GIVEN PROBLEM — All of the material below is to be retyped exactly.

=======

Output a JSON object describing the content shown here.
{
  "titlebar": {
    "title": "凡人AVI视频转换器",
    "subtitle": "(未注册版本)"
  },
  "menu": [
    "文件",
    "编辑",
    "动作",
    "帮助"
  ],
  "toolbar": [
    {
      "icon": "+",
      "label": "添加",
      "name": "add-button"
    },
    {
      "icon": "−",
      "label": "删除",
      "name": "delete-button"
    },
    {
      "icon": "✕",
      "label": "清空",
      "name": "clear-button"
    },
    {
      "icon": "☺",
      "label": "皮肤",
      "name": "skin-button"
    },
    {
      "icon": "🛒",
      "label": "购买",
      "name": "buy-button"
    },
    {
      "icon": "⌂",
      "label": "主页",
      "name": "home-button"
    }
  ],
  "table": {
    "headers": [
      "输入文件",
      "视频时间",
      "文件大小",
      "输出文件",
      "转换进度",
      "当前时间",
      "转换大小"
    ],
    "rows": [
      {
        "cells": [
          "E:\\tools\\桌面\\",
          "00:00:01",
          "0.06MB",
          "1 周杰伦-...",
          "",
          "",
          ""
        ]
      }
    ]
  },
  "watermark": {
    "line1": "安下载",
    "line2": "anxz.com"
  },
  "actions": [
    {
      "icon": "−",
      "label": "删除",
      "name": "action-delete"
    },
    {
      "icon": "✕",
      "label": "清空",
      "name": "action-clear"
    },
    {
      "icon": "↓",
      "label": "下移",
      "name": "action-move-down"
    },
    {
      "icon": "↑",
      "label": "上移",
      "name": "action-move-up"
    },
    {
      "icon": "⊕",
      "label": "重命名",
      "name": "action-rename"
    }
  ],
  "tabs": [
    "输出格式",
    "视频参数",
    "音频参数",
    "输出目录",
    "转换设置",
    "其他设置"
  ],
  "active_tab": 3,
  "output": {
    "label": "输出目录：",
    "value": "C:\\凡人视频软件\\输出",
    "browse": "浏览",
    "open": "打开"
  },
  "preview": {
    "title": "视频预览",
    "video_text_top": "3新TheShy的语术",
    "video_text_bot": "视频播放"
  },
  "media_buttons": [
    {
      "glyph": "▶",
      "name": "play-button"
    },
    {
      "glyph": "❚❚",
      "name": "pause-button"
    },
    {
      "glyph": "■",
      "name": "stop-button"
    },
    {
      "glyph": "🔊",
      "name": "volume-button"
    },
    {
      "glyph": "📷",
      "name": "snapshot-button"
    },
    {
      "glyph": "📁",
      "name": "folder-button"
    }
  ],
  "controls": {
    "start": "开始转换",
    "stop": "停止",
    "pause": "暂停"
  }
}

=======

RESULT —
Output a JSON object describing the content shown here.
{
  "titlebar": {
    "title": "凡人AVI视频转换器",
    "subtitle": "(未注册版本)"
  },
  "menu": [
    "文件",
    "编辑",
    "动作",
    "帮助"
  ],
  "toolbar": [
    {
      "icon": "+",
      "label": "添加",
      "name": "add-button"
    },
    {
      "icon": "−",
      "label": "删除",
      "name": "delete-button"
    },
    {
      "icon": "✕",
      "label": "清空",
      "name": "clear-button"
    },
    {
      "icon": "☺",
      "label": "皮肤",
      "name": "skin-button"
    },
    {
      "icon": "🛒",
      "label": "购买",
      "name": "buy-button"
    },
    {
      "icon": "⌂",
      "label": "主页",
      "name": "home-button"
    }
  ],
  "table": {
    "headers": [
      "输入文件",
      "视频时间",
      "文件大小",
      "输出文件",
      "转换进度",
      "当前时间",
      "转换大小"
    ],
    "rows": [
      {
        "cells": [
          "E:\\tools\\桌面\\",
          "00:00:01",
          "0.06MB",
          "1 周杰伦-...",
          "",
          "",
          ""
        ]
      }
    ]
  },
  "watermark": {
    "line1": "安下载",
    "line2": "anxz.com"
  },
  "actions": [
    {
      "icon": "−",
      "label": "删除",
      "name": "action-delete"
    },
    {
      "icon": "✕",
      "label": "清空",
      "name": "action-clear"
    },
    {
      "icon": "↓",
      "label": "下移",
      "name": "action-move-down"
    },
    {
      "icon": "↑",
      "label": "上移",
      "name": "action-move-up"
    },
    {
      "icon": "⊕",
      "label": "重命名",
      "name": "action-rename"
    }
  ],
  "tabs": [
    "输出格式",
    "视频参数",
    "音频参数",
    "输出目录",
    "转换设置",
    "其他设置"
  ],
  "active_tab": 3,
  "output": {
    "label": "输出目录：",
    "value": "C:\\凡人视频软件\\输出",
    "browse": "浏览",
    "open": "打开"
  },
  "preview": {
    "title": "视频预览",
    "video_text_top": "3新TheShy的语术",
    "video_text_bot": "视频播放"
  },
  "media_buttons": [
    {
      "glyph": "▶",
      "name": "play-button"
    },
    {
      "glyph": "❚❚",
      "name": "pause-button"
    },
    {
      "glyph": "■",
      "name": "stop-button"
    },
    {
      "glyph": "🔊",
      "name": "volume-button"
    },
    {
      "glyph": "📷",
      "name": "snapshot-button"
    },
    {
      "glyph": "📁",
      "name": "folder-button"
    }
  ],
  "controls": {
    "start": "开始转换",
    "stop": "停止",
    "pause": "暂停"
  }
}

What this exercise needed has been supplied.